==== DOCUMENT EXTRACT

Judaism is a monotheistic faith that developed among the Hebrew people and was first written down in the first millenium BCE. Never a large community, its ideas were highly influential for later belief systems and were spread over a large geographic region by a series of diasporae.
The article below uses “Three Close Reads”. If you want to learn more about this strategy, click here.

First read: preview and skimming for gist

Fill out the Skimming for Gist section of the Three Close Reads Worksheet as you complete your first close read. As a reminder, this should be a quick process!

Second read: key ideas and understanding content

For this reading, you should be looking for unfamiliar vocabulary words, the major claim and key supporting details, and analysis and evidence. By the end of the second close read, you should be able to answer the following questions:
  1. What is the Torah?
  2. What was the Covenant the Hebrews believed they had with Yahweh?
  3. How did life for the Hebrews change as they shifted from pastoral to settled farming?
  4. How did the Hebrews rule themselves following the defeat of the Philistines?
  5. How did the Hebrews maintain cohesion after their exile from Canaan?

========

JOBS:
1 - According to the Judaism passage, what spread Judaism's ideas over a large geographic region?
2 - Repeat the part of the Judaism passage word for word, starting with "For this reading, you" and going on through "of the Philistines?".

==== RAW RECORDS

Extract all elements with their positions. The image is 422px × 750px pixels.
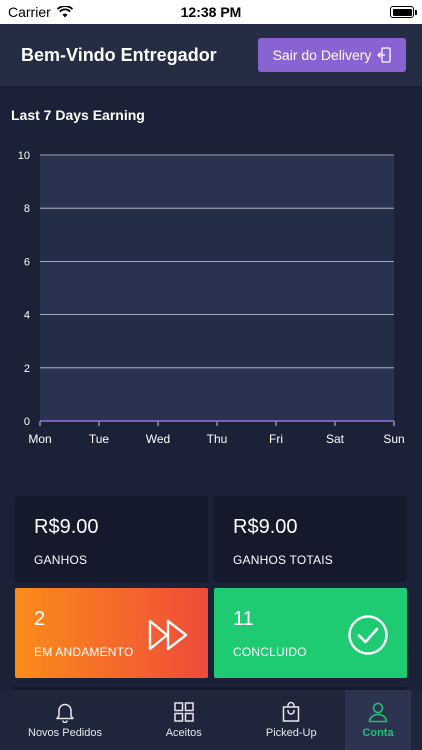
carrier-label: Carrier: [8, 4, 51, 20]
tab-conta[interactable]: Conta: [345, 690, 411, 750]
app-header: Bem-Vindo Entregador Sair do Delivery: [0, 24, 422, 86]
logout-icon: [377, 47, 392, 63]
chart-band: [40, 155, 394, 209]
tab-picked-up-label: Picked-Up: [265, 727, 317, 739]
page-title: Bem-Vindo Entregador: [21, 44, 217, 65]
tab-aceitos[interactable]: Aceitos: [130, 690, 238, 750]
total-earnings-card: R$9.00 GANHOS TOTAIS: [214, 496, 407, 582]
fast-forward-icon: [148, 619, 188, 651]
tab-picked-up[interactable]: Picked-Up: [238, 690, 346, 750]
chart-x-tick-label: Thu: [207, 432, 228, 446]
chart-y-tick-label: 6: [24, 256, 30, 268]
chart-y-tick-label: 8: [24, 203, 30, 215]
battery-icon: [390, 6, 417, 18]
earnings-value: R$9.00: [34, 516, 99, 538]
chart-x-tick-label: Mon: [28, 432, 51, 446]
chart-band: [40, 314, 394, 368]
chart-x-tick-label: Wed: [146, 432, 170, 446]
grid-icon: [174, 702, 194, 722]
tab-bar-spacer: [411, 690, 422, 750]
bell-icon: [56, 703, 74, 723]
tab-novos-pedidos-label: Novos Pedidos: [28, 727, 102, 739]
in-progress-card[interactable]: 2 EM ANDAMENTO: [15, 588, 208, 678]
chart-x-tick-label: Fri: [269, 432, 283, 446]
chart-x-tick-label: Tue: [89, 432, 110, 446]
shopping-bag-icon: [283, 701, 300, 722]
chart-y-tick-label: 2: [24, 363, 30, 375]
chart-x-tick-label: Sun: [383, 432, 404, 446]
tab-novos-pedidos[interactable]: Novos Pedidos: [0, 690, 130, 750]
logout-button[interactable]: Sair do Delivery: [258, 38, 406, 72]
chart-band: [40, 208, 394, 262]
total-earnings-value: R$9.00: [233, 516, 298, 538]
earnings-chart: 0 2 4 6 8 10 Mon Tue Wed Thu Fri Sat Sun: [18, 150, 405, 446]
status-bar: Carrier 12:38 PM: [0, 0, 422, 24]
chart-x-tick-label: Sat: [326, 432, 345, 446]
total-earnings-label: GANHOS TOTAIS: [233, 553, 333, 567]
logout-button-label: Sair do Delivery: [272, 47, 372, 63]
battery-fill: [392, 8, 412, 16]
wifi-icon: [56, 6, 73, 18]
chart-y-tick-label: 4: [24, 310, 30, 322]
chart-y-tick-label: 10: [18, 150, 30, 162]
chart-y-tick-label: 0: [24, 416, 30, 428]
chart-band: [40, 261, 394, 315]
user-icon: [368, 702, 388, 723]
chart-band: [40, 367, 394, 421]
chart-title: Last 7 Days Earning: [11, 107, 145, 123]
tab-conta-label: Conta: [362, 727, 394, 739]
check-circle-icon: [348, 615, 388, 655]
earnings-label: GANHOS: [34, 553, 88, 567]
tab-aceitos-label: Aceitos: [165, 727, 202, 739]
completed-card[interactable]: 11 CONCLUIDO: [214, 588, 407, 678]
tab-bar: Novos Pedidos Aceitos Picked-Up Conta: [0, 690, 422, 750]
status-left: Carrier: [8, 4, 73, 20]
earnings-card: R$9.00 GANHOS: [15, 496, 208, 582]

========

ANSWERS TO THE EXERCISE:
1 - A series of diasporae spread them.

2 -
For this reading, you should be looking for unfamiliar vocabulary words, the major claim and key supporting details, and analysis and evidence. By the end of the second close read, you should be able to answer the following questions:
  1. What is the Torah?
  2. What was the Covenant the Hebrews believed they had with Yahweh?
  3. How did life for the Hebrews change as they shifted from pastoral to settled farming?
  4. How did the Hebrews rule themselves following the defeat of the Philistines?